(Figure record extracts)
┏━━

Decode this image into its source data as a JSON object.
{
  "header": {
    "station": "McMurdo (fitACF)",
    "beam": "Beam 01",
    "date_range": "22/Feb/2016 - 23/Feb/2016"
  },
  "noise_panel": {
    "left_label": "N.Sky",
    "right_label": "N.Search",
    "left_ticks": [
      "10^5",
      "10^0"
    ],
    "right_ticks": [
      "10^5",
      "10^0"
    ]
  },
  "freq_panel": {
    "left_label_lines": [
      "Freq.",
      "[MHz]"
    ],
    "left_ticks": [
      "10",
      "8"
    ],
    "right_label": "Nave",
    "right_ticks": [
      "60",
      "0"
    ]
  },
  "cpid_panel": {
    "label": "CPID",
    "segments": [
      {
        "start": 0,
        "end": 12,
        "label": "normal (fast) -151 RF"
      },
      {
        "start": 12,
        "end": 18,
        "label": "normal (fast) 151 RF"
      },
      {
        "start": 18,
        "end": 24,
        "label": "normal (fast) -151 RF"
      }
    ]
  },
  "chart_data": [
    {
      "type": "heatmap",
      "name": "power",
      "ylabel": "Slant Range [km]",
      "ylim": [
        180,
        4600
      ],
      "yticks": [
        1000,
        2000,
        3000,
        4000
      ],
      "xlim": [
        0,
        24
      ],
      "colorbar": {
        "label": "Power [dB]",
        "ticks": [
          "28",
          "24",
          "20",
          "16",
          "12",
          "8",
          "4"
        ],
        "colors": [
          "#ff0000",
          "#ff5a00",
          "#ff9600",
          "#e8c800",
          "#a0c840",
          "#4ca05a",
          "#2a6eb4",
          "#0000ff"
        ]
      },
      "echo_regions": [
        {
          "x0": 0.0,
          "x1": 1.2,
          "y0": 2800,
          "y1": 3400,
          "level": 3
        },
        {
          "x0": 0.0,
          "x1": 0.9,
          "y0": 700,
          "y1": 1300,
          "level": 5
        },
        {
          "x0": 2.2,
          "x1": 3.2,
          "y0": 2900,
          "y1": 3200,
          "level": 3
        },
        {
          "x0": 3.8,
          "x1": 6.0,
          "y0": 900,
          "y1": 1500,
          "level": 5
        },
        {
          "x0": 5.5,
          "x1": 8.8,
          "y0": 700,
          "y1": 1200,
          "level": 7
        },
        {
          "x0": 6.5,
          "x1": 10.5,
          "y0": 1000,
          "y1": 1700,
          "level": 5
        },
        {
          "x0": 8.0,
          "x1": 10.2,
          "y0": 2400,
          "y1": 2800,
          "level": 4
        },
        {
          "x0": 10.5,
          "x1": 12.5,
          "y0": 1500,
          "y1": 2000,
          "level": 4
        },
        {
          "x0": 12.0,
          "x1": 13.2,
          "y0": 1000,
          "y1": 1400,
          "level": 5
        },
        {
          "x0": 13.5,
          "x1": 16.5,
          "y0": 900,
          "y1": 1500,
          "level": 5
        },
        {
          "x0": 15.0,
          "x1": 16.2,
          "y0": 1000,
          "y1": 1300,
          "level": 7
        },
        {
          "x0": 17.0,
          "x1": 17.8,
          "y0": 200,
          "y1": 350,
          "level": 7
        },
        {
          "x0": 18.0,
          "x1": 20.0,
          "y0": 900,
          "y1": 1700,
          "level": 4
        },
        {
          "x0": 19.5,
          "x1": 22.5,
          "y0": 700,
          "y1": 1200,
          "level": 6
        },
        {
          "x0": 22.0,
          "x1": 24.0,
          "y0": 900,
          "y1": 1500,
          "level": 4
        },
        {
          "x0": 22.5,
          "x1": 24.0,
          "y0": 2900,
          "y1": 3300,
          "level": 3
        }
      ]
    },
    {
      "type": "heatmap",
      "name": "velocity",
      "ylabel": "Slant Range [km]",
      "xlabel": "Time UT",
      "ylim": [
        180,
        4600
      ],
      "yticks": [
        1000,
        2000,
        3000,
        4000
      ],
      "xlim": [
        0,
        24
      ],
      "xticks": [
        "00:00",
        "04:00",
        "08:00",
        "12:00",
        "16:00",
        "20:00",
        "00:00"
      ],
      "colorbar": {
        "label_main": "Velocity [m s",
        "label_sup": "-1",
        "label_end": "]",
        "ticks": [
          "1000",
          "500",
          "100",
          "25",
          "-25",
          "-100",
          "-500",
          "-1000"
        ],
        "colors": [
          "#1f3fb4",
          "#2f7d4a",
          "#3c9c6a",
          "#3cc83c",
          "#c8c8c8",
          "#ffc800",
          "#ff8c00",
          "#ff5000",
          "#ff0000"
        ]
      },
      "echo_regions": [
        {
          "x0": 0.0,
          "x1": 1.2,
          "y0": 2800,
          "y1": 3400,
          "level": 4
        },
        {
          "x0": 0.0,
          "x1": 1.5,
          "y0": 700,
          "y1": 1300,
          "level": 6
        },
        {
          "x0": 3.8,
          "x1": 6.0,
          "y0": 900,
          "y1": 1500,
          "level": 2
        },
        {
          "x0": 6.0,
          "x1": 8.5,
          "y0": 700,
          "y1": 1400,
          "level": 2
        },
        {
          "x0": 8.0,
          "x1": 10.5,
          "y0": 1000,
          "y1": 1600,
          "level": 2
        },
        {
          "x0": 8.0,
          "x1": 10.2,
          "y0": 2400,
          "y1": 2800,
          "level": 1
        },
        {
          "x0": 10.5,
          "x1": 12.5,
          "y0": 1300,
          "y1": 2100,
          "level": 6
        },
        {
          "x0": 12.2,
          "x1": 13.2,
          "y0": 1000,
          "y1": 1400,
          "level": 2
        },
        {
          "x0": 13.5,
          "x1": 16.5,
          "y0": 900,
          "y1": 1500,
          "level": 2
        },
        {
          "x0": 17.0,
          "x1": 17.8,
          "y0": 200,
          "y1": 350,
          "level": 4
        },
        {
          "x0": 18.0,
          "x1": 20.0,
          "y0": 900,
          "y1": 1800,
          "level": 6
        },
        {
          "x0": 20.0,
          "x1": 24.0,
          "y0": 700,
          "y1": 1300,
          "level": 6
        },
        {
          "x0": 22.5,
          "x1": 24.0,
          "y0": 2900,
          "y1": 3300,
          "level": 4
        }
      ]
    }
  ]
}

┗━━

● Instruction: Reproduce the material above exactly; please quote every line of it.

● Task solution:
Decode this image into its source data as a JSON object.
{
  "header": {
    "station": "McMurdo (fitACF)",
    "beam": "Beam 01",
    "date_range": "22/Feb/2016 - 23/Feb/2016"
  },
  "noise_panel": {
    "left_label": "N.Sky",
    "right_label": "N.Search",
    "left_ticks": [
      "10^5",
      "10^0"
    ],
    "right_ticks": [
      "10^5",
      "10^0"
    ]
  },
  "freq_panel": {
    "left_label_lines": [
      "Freq.",
      "[MHz]"
    ],
    "left_ticks": [
      "10",
      "8"
    ],
    "right_label": "Nave",
    "right_ticks": [
      "60",
      "0"
    ]
  },
  "cpid_panel": {
    "label": "CPID",
    "segments": [
      {
        "start": 0,
        "end": 12,
        "label": "normal (fast) -151 RF"
      },
      {
        "start": 12,
        "end": 18,
        "label": "normal (fast) 151 RF"
      },
      {
        "start": 18,
        "end": 24,
        "label": "normal (fast) -151 RF"
      }
    ]
  },
  "chart_data": [
    {
      "type": "heatmap",
      "name": "power",
      "ylabel": "Slant Range [km]",
      "ylim": [
        180,
        4600
      ],
      "yticks": [
        1000,
        2000,
        3000,
        4000
      ],
      "xlim": [
        0,
        24
      ],
      "colorbar": {
        "label": "Power [dB]",
        "ticks": [
          "28",
          "24",
          "20",
          "16",
          "12",
          "8",
          "4"
        ],
        "colors": [
          "#ff0000",
          "#ff5a00",
          "#ff9600",
          "#e8c800",
          "#a0c840",
          "#4ca05a",
          "#2a6eb4",
          "#0000ff"
        ]
      },
      "echo_regions": [
        {
          "x0": 0.0,
          "x1": 1.2,
          "y0": 2800,
          "y1": 3400,
          "level": 3
        },
        {
          "x0": 0.0,
          "x1": 0.9,
          "y0": 700,
          "y1": 1300,
          "level": 5
        },
        {
          "x0": 2.2,
          "x1": 3.2,
          "y0": 2900,
          "y1": 3200,
          "level": 3
        },
        {
          "x0": 3.8,
          "x1": 6.0,
          "y0": 900,
          "y1": 1500,
          "level": 5
        },
        {
          "x0": 5.5,
          "x1": 8.8,
          "y0": 700,
          "y1": 1200,
          "level": 7
        },
        {
          "x0": 6.5,
          "x1": 10.5,
          "y0": 1000,
          "y1": 1700,
          "level": 5
        },
        {
          "x0": 8.0,
          "x1": 10.2,
          "y0": 2400,
          "y1": 2800,
          "level": 4
        },
        {
          "x0": 10.5,
          "x1": 12.5,
          "y0": 1500,
          "y1": 2000,
          "level": 4
        },
        {
          "x0": 12.0,
          "x1": 13.2,
          "y0": 1000,
          "y1": 1400,
          "level": 5
        },
        {
          "x0": 13.5,
          "x1": 16.5,
          "y0": 900,
          "y1": 1500,
          "level": 5
        },
        {
          "x0": 15.0,
          "x1": 16.2,
          "y0": 1000,
          "y1": 1300,
          "level": 7
        },
        {
          "x0": 17.0,
          "x1": 17.8,
          "y0": 200,
          "y1": 350,
          "level": 7
        },
        {
          "x0": 18.0,
          "x1": 20.0,
          "y0": 900,
          "y1": 1700,
          "level": 4
        },
        {
          "x0": 19.5,
          "x1": 22.5,
          "y0": 700,
          "y1": 1200,
          "level": 6
        },
        {
          "x0": 22.0,
          "x1": 24.0,
          "y0": 900,
          "y1": 1500,
          "level": 4
        },
        {
          "x0": 22.5,
          "x1": 24.0,
          "y0": 2900,
          "y1": 3300,
          "level": 3
        }
      ]
    },
    {
      "type": "heatmap",
      "name": "velocity",
      "ylabel": "Slant Range [km]",
      "xlabel": "Time UT",
      "ylim": [
        180,
        4600
      ],
      "yticks": [
        1000,
        2000,
        3000,
        4000
      ],
      "xlim": [
        0,
        24
      ],
      "xticks": [
        "00:00",
        "04:00",
        "08:00",
        "12:00",
        "16:00",
        "20:00",
        "00:00"
      ],
      "colorbar": {
        "label_main": "Velocity [m s",
        "label_sup": "-1",
        "label_end": "]",
        "ticks": [
          "1000",
          "500",
          "100",
          "25",
          "-25",
          "-100",
          "-500",
          "-1000"
        ],
        "colors": [
          "#1f3fb4",
          "#2f7d4a",
          "#3c9c6a",
          "#3cc83c",
          "#c8c8c8",
          "#ffc800",
          "#ff8c00",
          "#ff5000",
          "#ff0000"
        ]
      },
      "echo_regions": [
        {
          "x0": 0.0,
          "x1": 1.2,
          "y0": 2800,
          "y1": 3400,
          "level": 4
        },
        {
          "x0": 0.0,
          "x1": 1.5,
          "y0": 700,
          "y1": 1300,
          "level": 6
        },
        {
          "x0": 3.8,
          "x1": 6.0,
          "y0": 900,
          "y1": 1500,
          "level": 2
        },
        {
          "x0": 6.0,
          "x1": 8.5,
          "y0": 700,
          "y1": 1400,
          "level": 2
        },
        {
          "x0": 8.0,
          "x1": 10.5,
          "y0": 1000,
          "y1": 1600,
          "level": 2
        },
        {
          "x0": 8.0,
          "x1": 10.2,
          "y0": 2400,
          "y1": 2800,
          "level": 1
        },
        {
          "x0": 10.5,
          "x1": 12.5,
          "y0": 1300,
          "y1": 2100,
          "level": 6
        },
        {
          "x0": 12.2,
          "x1": 13.2,
          "y0": 1000,
          "y1": 1400,
          "level": 2
        },
        {
          "x0": 13.5,
          "x1": 16.5,
          "y0": 900,
          "y1": 1500,
          "level": 2
        },
        {
          "x0": 17.0,
          "x1": 17.8,
          "y0": 200,
          "y1": 350,
          "level": 4
        },
        {
          "x0": 18.0,
          "x1": 20.0,
          "y0": 900,
          "y1": 1800,
          "level": 6
        },
        {
          "x0": 20.0,
          "x1": 24.0,
          "y0": 700,
          "y1": 1300,
          "level": 6
        },
        {
          "x0": 22.5,
          "x1": 24.0,
          "y0": 2900,
          "y1": 3300,
          "level": 4
        }
      ]
    }
  ]
}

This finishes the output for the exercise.